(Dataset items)
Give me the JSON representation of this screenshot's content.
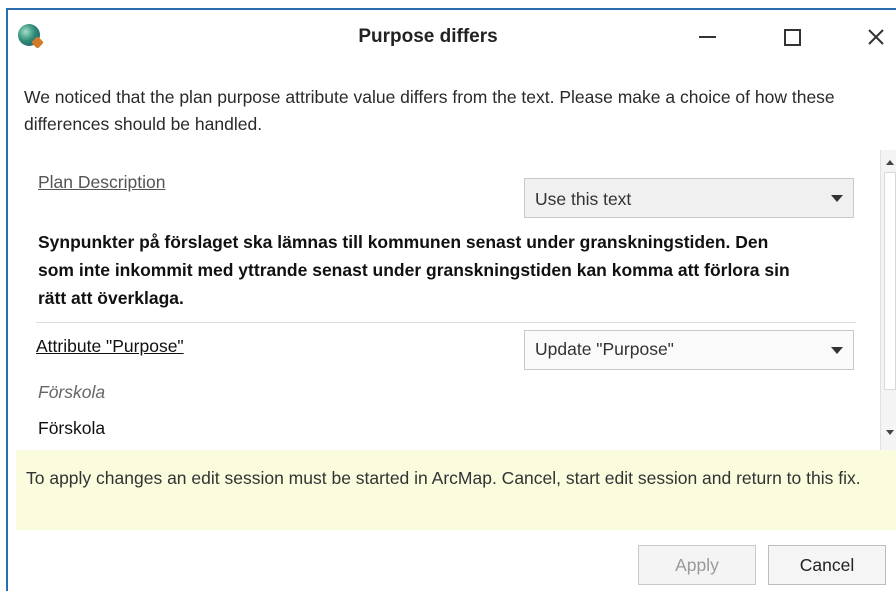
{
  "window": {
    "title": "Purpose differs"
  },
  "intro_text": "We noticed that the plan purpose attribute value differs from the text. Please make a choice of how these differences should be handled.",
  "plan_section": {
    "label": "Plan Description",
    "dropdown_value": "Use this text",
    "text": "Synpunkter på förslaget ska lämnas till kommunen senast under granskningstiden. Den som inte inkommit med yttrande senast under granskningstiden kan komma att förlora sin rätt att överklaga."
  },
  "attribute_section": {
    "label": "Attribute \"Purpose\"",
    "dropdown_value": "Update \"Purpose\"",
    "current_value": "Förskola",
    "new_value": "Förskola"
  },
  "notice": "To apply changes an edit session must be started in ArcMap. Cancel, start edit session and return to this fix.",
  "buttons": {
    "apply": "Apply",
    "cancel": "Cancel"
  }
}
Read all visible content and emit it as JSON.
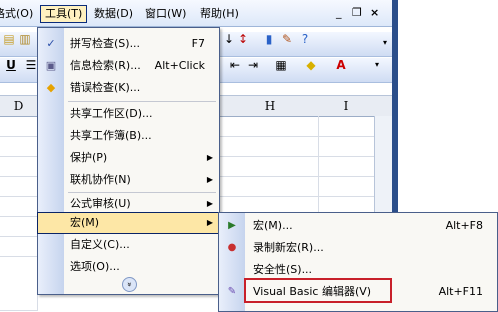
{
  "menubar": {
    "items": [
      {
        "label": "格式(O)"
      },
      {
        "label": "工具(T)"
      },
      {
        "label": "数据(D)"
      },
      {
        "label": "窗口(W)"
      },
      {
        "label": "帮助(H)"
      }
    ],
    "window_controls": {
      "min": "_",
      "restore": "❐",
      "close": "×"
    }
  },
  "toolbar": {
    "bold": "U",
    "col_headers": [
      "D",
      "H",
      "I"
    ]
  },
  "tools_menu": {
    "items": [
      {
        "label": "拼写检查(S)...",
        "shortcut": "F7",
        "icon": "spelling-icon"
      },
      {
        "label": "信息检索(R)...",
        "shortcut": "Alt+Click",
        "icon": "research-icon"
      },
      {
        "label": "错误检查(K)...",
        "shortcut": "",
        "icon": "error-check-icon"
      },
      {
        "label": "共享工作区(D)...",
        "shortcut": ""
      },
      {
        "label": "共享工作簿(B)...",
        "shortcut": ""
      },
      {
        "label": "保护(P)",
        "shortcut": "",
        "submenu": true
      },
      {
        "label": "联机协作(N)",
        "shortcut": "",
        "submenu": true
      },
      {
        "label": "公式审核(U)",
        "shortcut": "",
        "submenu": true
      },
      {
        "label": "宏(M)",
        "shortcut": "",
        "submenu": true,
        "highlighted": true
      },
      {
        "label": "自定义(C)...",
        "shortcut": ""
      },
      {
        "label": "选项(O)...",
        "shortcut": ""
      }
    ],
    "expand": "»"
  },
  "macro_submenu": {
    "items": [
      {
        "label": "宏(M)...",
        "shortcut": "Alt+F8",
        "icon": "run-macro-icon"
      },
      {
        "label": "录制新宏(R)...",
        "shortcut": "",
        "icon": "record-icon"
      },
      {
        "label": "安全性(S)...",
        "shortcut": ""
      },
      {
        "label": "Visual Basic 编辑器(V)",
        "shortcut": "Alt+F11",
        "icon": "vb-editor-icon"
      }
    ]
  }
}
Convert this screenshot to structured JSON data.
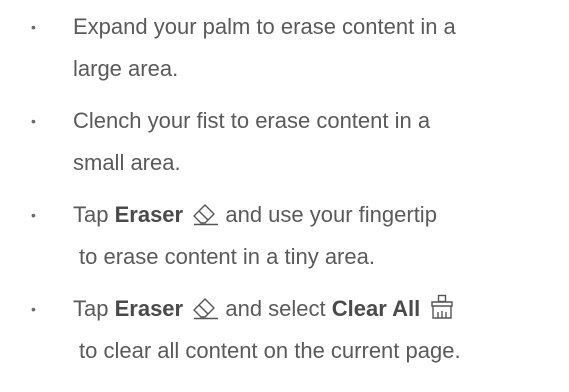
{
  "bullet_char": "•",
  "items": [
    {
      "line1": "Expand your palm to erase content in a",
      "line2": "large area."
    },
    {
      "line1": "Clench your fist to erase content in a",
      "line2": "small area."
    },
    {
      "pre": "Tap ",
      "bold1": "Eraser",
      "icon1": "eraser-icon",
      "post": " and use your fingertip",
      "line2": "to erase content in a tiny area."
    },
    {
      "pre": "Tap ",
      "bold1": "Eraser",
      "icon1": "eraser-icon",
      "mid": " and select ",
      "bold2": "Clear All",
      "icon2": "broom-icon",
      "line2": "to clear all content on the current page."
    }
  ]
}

Written task - Transcribe each entry above exactly, apart from the pictures.

Right answer -
Give me the JSON representation of this screenshot's content.
{
  "window": {
    "title": "Purpose differs"
  },
  "intro_text": "We noticed that the plan purpose attribute value differs from the text. Please make a choice of how these differences should be handled.",
  "plan_section": {
    "label": "Plan Description",
    "dropdown_value": "Use this text",
    "text": "Synpunkter på förslaget ska lämnas till kommunen senast under granskningstiden. Den som inte inkommit med yttrande senast under granskningstiden kan komma att förlora sin rätt att överklaga."
  },
  "attribute_section": {
    "label": "Attribute \"Purpose\"",
    "dropdown_value": "Update \"Purpose\"",
    "current_value": "Förskola",
    "new_value": "Förskola"
  },
  "notice": "To apply changes an edit session must be started in ArcMap. Cancel, start edit session and return to this fix.",
  "buttons": {
    "apply": "Apply",
    "cancel": "Cancel"
  }
}
Read all visible content and emit it as JSON.
{
  "menubar": {
    "items": [
      {
        "label": "格式(O)"
      },
      {
        "label": "工具(T)"
      },
      {
        "label": "数据(D)"
      },
      {
        "label": "窗口(W)"
      },
      {
        "label": "帮助(H)"
      }
    ],
    "window_controls": {
      "min": "_",
      "restore": "❐",
      "close": "×"
    }
  },
  "toolbar": {
    "bold": "U",
    "col_headers": [
      "D",
      "H",
      "I"
    ]
  },
  "tools_menu": {
    "items": [
      {
        "label": "拼写检查(S)...",
        "shortcut": "F7",
        "icon": "spelling-icon"
      },
      {
        "label": "信息检索(R)...",
        "shortcut": "Alt+Click",
        "icon": "research-icon"
      },
      {
        "label": "错误检查(K)...",
        "shortcut": "",
        "icon": "error-check-icon"
      },
      {
        "label": "共享工作区(D)...",
        "shortcut": ""
      },
      {
        "label": "共享工作簿(B)...",
        "shortcut": ""
      },
      {
        "label": "保护(P)",
        "shortcut": "",
        "submenu": true
      },
      {
        "label": "联机协作(N)",
        "shortcut": "",
        "submenu": true
      },
      {
        "label": "公式审核(U)",
        "shortcut": "",
        "submenu": true
      },
      {
        "label": "宏(M)",
        "shortcut": "",
        "submenu": true,
        "highlighted": true
      },
      {
        "label": "自定义(C)...",
        "shortcut": ""
      },
      {
        "label": "选项(O)...",
        "shortcut": ""
      }
    ],
    "expand": "»"
  },
  "macro_submenu": {
    "items": [
      {
        "label": "宏(M)...",
        "shortcut": "Alt+F8",
        "icon": "run-macro-icon"
      },
      {
        "label": "录制新宏(R)...",
        "shortcut": "",
        "icon": "record-icon"
      },
      {
        "label": "安全性(S)...",
        "shortcut": ""
      },
      {
        "label": "Visual Basic 编辑器(V)",
        "shortcut": "Alt+F11",
        "icon": "vb-editor-icon"
      }
    ]
  }
}
Convert this screenshot to structured JSON data.
{
  "bullet_char": "•",
  "items": [
    {
      "line1": "Expand your palm to erase content in a",
      "line2": "large area."
    },
    {
      "line1": "Clench your fist to erase content in a",
      "line2": "small area."
    },
    {
      "pre": "Tap ",
      "bold1": "Eraser",
      "icon1": "eraser-icon",
      "post": " and use your fingertip",
      "line2": "to erase content in a tiny area."
    },
    {
      "pre": "Tap ",
      "bold1": "Eraser",
      "icon1": "eraser-icon",
      "mid": " and select ",
      "bold2": "Clear All",
      "icon2": "broom-icon",
      "line2": "to clear all content on the current page."
    }
  ]
}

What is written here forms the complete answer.